=== PROBLEM DESCRIPTION ===
Keep only the lines of the data below that contain "xlabel", and copy them.

Figure record listings:
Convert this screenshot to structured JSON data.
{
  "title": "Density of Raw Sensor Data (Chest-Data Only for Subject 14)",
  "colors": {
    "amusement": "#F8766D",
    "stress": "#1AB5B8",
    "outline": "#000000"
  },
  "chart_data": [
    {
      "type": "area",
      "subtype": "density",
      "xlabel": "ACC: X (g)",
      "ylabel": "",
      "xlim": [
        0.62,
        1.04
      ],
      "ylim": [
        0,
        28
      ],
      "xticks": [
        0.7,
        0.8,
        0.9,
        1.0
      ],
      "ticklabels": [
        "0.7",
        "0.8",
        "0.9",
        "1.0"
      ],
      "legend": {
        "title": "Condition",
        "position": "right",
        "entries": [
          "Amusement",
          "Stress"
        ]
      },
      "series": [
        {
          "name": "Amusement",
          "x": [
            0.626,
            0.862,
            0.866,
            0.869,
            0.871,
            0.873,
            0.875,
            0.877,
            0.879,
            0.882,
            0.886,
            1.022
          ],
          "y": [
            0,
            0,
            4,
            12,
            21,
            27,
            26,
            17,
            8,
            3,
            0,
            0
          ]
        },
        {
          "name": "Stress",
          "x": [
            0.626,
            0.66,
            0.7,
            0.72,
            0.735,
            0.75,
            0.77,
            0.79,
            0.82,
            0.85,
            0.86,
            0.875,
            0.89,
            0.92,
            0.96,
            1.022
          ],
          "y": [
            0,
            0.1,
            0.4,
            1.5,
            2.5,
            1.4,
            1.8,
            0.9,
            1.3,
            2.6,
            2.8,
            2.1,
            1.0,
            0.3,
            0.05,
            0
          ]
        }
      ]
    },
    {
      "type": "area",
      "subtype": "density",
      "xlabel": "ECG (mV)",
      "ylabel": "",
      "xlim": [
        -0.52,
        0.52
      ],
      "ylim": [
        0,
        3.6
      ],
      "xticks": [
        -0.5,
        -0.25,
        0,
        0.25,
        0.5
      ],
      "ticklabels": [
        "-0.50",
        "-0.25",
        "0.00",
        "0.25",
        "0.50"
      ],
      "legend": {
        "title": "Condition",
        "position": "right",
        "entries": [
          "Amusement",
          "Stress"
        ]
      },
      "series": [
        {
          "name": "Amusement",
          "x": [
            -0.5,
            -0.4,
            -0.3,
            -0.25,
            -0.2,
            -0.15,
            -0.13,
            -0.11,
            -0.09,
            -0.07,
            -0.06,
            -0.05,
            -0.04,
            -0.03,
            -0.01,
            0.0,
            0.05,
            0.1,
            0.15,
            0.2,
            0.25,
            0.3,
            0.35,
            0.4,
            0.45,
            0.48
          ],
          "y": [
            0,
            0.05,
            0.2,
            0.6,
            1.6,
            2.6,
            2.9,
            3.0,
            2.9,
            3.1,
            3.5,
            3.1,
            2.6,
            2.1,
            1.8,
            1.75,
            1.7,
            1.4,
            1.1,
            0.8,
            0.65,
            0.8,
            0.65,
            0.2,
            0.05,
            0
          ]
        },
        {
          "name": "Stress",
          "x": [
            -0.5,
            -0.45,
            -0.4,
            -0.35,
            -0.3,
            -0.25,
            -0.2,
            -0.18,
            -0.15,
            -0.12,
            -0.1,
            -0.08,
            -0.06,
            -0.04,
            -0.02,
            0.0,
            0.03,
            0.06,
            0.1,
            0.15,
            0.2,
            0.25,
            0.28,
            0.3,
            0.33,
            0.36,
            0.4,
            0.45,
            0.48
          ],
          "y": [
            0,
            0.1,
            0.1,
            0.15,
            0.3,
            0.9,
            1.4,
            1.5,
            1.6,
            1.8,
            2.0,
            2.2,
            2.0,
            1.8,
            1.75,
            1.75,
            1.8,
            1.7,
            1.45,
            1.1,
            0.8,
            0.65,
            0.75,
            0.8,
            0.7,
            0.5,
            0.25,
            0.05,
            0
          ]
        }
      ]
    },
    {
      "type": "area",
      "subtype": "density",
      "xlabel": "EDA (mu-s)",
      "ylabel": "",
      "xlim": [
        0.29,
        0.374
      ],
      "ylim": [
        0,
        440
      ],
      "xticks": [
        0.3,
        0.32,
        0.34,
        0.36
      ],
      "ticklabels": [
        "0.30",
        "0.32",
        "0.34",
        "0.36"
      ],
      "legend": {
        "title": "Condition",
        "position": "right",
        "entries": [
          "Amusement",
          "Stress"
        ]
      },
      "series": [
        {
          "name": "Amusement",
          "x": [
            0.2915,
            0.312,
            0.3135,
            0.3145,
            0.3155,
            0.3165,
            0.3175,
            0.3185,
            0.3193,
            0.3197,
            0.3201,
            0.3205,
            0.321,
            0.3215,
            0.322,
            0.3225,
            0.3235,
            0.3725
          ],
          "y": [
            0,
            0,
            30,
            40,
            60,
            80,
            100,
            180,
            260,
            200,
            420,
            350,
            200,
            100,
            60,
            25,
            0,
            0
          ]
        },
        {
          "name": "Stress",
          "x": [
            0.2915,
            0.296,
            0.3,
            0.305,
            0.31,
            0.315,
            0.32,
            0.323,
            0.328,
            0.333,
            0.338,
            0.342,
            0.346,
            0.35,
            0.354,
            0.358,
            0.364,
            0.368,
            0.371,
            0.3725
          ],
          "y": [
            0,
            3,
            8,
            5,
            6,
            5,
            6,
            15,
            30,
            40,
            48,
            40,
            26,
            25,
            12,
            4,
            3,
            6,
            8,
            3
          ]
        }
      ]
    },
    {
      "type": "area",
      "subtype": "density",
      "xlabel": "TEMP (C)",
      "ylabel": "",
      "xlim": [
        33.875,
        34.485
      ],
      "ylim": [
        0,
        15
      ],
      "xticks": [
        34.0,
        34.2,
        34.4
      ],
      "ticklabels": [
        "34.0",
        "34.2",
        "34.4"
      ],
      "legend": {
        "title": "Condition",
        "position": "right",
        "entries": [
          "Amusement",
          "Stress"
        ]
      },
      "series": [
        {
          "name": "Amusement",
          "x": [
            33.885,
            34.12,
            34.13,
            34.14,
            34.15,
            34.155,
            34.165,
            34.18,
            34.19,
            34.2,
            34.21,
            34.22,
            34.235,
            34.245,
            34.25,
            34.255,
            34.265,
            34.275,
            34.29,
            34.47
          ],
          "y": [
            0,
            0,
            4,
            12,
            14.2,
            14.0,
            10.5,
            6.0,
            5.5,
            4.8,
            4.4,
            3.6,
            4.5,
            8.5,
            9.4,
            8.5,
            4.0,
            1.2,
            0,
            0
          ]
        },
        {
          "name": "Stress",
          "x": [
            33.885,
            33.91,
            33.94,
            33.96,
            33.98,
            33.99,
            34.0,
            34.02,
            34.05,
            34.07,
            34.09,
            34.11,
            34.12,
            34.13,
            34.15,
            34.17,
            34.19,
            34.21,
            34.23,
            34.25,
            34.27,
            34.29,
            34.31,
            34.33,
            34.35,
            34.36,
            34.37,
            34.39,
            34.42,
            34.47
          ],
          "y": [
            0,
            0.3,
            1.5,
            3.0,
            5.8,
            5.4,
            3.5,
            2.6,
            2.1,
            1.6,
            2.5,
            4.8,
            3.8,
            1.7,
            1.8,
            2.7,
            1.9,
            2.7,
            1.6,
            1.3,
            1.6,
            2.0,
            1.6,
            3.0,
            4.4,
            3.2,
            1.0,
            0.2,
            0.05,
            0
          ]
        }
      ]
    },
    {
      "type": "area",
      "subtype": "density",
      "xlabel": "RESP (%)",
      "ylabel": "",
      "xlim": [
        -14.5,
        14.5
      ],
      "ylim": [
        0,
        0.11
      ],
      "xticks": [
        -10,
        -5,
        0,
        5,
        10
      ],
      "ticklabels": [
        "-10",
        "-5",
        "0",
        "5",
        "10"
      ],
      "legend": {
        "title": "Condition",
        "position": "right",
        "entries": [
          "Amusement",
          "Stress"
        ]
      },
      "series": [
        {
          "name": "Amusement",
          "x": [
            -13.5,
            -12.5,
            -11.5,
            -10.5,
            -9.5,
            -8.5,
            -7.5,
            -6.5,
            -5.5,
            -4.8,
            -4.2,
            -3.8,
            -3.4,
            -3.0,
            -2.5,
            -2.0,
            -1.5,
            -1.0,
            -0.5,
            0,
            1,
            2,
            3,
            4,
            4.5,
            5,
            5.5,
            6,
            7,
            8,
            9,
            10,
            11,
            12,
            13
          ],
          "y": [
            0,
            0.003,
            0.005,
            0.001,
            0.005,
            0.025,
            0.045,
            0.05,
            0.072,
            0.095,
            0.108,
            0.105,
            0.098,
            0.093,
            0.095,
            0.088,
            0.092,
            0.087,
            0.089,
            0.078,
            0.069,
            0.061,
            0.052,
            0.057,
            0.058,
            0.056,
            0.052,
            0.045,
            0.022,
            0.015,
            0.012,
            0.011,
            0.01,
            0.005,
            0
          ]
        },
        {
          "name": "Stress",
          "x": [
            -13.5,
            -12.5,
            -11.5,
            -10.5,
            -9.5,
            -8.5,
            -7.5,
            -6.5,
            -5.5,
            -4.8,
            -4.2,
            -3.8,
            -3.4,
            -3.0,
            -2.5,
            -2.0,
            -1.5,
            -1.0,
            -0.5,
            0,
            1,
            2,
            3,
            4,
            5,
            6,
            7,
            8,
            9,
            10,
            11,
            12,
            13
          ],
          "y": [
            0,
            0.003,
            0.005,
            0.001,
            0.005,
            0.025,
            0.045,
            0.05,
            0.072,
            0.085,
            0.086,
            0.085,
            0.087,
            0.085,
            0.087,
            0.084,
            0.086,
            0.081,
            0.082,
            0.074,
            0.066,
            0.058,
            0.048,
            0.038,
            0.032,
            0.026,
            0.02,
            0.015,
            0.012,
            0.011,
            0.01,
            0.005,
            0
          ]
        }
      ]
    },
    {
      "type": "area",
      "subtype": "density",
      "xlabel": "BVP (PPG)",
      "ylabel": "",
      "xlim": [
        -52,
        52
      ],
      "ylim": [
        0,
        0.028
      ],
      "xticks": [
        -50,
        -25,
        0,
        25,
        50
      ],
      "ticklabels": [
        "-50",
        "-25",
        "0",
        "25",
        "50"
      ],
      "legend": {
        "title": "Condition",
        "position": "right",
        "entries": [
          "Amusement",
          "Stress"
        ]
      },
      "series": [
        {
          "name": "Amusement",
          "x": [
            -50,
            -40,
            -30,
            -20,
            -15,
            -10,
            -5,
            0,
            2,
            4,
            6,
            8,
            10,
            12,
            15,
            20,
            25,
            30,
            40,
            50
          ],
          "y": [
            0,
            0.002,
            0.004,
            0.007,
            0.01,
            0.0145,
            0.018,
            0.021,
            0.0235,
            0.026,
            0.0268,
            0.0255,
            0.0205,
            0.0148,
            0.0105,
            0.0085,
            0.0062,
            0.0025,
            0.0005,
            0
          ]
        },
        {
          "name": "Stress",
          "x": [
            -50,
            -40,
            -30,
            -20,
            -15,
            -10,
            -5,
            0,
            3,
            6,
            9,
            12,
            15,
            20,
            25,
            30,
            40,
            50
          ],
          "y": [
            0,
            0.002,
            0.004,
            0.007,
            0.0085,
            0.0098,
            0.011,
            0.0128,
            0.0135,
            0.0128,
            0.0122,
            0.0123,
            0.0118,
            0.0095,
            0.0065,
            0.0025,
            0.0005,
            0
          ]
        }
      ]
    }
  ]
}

=== TASK ANSWER ===
      "xlabel": "ACC: X (g)",
      "xlabel": "ECG (mV)",
      "xlabel": "EDA (mu-s)",
      "xlabel": "TEMP (C)",
      "xlabel": "RESP (%)",
      "xlabel": "BVP (PPG)",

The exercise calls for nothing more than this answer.